→ Source material
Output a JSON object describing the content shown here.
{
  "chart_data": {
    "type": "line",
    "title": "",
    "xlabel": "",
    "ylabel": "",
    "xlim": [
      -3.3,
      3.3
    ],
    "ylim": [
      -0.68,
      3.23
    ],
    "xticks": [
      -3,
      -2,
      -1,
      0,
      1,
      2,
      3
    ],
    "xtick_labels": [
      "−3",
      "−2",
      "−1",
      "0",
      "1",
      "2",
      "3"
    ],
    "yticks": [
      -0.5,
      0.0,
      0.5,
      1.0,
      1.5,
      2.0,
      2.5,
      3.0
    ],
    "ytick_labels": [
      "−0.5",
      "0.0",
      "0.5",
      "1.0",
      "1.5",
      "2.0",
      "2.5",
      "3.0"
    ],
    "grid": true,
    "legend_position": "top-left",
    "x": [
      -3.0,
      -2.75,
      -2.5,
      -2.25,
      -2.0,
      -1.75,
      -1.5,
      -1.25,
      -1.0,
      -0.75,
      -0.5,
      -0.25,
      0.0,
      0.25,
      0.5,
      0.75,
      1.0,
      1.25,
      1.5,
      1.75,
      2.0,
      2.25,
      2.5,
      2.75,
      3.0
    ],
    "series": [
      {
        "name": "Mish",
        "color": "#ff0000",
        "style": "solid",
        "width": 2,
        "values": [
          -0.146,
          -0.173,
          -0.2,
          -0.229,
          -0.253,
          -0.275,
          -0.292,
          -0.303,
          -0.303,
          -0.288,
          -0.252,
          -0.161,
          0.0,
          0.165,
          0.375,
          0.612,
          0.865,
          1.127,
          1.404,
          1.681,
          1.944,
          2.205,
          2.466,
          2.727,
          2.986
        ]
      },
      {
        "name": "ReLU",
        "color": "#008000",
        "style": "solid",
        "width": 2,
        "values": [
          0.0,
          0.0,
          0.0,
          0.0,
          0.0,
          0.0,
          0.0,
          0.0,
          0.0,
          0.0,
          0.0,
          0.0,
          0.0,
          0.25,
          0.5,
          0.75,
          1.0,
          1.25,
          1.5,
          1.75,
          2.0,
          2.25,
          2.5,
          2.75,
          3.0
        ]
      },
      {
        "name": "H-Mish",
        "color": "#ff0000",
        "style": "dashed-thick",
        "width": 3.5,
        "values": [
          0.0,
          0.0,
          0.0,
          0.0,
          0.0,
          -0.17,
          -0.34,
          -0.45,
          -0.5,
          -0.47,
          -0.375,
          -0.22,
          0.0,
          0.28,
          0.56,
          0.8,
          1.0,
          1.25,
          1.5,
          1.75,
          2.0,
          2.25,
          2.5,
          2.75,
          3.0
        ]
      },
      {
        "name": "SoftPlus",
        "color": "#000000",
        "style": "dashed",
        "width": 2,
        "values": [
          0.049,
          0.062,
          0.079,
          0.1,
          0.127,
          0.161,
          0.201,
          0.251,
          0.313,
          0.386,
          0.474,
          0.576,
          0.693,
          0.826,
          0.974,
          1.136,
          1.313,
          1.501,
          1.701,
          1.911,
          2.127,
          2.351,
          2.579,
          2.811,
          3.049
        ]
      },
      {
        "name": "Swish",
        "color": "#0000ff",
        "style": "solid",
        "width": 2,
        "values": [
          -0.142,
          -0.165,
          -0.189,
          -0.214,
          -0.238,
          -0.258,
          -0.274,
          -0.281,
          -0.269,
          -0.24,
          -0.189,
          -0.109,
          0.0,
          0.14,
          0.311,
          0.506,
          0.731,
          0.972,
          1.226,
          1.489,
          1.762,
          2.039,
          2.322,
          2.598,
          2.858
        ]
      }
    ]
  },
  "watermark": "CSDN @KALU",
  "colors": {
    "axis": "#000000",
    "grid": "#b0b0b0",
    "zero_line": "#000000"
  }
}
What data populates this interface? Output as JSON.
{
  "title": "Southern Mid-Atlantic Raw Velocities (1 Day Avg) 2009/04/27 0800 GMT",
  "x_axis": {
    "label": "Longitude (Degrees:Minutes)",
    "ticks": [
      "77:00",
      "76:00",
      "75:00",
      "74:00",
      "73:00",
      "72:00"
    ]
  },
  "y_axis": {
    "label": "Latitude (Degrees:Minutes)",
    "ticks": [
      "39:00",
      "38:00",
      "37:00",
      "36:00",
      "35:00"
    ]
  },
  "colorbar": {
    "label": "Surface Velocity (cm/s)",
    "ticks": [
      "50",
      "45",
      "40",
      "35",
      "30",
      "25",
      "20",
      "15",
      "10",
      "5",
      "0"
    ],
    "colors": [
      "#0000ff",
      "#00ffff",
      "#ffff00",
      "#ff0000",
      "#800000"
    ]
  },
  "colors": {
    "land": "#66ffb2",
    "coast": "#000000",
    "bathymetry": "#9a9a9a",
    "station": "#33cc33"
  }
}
* * *
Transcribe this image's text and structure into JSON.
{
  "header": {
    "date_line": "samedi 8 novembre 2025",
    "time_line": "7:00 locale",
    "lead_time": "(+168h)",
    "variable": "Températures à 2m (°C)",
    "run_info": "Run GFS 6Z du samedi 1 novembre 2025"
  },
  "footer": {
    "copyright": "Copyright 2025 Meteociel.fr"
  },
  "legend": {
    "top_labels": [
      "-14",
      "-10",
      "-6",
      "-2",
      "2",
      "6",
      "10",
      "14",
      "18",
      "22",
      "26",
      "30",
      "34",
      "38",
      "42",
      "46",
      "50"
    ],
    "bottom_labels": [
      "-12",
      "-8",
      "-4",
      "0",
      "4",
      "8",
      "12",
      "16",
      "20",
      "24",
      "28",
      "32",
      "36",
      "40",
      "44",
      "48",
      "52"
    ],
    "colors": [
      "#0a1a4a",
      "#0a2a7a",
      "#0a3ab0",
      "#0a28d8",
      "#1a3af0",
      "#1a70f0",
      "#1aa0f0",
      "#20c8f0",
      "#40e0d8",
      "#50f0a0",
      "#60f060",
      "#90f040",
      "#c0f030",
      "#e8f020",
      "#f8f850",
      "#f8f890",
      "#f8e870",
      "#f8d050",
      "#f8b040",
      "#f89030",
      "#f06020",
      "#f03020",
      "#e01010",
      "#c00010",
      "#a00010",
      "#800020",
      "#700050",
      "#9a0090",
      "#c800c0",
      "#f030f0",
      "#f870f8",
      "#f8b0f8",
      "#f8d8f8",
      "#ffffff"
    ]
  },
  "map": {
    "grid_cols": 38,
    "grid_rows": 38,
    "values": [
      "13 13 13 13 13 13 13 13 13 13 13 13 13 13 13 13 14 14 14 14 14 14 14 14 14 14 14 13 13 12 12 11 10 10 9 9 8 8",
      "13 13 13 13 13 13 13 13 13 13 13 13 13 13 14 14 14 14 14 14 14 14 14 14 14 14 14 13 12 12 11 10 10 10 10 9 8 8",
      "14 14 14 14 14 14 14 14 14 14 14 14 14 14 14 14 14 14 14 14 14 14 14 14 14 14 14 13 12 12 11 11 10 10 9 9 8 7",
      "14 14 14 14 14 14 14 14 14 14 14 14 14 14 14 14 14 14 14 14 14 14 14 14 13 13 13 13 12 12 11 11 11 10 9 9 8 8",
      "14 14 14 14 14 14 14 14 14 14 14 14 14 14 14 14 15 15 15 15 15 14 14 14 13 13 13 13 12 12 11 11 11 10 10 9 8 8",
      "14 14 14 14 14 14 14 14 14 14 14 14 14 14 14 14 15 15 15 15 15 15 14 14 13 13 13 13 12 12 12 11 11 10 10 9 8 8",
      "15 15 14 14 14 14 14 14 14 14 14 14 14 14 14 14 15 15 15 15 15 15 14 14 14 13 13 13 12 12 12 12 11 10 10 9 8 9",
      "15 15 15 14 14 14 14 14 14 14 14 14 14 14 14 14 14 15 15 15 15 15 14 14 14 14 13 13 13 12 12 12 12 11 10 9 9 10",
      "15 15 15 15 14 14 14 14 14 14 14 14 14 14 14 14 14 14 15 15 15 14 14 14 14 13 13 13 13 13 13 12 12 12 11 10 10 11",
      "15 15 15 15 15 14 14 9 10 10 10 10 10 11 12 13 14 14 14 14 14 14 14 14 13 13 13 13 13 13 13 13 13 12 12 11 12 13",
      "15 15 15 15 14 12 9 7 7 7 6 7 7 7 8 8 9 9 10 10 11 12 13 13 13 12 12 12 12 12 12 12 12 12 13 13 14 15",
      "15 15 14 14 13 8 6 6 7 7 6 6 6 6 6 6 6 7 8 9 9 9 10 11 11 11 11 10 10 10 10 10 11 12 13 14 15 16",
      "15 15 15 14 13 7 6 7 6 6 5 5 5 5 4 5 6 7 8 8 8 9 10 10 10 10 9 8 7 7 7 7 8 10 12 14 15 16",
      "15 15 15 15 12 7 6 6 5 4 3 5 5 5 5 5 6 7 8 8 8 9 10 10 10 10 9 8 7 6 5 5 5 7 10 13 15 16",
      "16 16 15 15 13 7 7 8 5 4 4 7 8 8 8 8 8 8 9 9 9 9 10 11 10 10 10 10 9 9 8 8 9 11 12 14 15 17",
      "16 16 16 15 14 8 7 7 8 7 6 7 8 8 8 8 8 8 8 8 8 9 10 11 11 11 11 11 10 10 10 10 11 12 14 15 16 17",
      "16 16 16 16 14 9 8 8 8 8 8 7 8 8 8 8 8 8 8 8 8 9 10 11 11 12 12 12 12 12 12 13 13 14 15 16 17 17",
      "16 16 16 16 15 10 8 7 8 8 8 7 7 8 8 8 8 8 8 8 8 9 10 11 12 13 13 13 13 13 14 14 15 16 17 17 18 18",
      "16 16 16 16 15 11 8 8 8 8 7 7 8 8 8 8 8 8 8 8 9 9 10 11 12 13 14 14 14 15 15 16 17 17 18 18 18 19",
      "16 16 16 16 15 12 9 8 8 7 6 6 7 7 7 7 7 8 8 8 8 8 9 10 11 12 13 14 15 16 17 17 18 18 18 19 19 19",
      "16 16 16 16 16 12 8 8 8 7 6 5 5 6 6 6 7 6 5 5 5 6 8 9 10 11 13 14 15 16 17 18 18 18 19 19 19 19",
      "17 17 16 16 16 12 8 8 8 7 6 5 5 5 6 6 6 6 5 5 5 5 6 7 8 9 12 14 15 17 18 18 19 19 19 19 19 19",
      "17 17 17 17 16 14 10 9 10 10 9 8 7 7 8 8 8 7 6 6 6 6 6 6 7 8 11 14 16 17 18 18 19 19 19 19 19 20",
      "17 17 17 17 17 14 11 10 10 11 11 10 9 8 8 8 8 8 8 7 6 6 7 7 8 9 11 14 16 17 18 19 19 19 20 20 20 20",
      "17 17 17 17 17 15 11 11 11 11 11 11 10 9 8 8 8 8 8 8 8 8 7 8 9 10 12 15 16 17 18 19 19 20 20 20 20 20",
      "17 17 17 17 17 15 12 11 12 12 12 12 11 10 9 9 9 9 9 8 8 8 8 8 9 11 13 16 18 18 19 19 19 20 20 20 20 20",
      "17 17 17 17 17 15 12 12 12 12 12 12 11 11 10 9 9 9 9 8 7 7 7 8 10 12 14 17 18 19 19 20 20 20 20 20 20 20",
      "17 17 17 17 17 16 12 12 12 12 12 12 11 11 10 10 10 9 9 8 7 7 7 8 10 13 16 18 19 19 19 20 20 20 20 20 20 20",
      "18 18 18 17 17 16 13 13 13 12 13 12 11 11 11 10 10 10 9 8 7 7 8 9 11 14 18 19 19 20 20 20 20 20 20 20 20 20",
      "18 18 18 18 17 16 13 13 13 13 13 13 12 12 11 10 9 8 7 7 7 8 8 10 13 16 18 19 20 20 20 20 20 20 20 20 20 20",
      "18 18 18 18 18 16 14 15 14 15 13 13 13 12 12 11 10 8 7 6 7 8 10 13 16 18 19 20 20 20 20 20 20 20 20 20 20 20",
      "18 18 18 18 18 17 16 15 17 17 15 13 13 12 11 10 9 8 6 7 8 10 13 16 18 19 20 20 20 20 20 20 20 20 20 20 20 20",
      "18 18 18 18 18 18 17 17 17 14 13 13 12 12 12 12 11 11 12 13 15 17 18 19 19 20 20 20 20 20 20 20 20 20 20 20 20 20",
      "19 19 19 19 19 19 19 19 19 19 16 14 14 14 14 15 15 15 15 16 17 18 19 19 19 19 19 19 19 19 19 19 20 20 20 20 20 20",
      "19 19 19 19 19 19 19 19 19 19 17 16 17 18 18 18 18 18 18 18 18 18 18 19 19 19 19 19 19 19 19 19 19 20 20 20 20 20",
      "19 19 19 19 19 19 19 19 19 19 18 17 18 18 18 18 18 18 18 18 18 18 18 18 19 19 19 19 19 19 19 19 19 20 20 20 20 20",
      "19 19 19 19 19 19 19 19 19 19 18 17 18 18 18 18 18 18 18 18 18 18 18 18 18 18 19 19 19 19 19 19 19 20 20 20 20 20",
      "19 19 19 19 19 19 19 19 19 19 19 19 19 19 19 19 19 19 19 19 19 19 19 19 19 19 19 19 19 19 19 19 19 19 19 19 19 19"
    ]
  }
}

→ The request
Show all lines in the entries above where the word "name" appears.

→ Reply
        "name": "Mish",
        "name": "ReLU",
        "name": "H-Mish",
        "name": "SoftPlus",
        "name": "Swish",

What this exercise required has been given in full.